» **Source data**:
——
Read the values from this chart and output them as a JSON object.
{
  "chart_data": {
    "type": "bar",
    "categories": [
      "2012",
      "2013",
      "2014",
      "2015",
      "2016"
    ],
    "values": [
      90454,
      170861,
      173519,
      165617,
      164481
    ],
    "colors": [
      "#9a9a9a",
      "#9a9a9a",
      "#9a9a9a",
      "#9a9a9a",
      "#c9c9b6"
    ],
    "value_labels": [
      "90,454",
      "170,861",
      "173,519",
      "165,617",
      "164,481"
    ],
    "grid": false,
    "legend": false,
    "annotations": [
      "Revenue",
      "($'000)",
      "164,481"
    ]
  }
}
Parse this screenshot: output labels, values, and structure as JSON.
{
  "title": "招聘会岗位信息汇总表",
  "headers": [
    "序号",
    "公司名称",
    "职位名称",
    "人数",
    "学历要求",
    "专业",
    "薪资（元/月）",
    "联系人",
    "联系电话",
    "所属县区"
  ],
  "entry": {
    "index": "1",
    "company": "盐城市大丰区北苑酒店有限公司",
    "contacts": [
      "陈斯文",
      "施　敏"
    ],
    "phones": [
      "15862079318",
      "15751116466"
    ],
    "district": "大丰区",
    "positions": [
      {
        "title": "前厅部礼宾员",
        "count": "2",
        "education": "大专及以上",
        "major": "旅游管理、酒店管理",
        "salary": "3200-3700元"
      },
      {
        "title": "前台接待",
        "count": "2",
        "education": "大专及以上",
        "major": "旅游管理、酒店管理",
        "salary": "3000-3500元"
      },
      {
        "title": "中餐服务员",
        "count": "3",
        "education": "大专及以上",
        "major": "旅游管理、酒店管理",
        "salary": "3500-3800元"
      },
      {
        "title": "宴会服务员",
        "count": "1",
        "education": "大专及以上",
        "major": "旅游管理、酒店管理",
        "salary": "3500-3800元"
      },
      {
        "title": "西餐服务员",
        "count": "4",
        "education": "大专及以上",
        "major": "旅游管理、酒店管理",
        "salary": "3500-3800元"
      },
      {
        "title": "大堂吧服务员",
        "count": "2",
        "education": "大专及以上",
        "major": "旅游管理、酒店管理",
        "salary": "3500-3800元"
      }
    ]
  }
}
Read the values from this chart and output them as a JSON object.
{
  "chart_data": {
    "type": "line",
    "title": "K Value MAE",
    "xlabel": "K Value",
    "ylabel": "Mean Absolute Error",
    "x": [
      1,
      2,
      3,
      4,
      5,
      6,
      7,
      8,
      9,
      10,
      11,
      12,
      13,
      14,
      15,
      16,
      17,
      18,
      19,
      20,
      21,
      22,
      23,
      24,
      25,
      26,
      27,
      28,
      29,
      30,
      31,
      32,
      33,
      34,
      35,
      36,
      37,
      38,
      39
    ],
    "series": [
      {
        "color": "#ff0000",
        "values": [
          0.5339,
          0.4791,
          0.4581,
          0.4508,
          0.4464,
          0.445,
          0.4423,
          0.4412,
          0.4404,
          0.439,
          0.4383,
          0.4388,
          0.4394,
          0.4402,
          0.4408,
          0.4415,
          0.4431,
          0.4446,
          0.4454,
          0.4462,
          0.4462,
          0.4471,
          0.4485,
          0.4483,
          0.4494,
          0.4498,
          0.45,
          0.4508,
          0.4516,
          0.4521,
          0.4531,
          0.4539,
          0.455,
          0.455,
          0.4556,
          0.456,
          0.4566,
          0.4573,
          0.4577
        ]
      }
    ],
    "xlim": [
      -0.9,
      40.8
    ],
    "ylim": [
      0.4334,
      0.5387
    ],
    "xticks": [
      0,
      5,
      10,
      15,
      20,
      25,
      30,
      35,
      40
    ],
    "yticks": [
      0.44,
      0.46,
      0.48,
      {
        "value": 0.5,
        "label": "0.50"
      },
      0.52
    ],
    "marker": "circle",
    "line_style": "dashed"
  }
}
——
» **Task details**: Copy every line in the records above that contains the word "title".

» **Problem solution**:
  "title": "招聘会岗位信息汇总表",
        "title": "前厅部礼宾员",
        "title": "前台接待",
        "title": "中餐服务员",
        "title": "宴会服务员",
        "title": "西餐服务员",
        "title": "大堂吧服务员",
    "title": "K Value MAE",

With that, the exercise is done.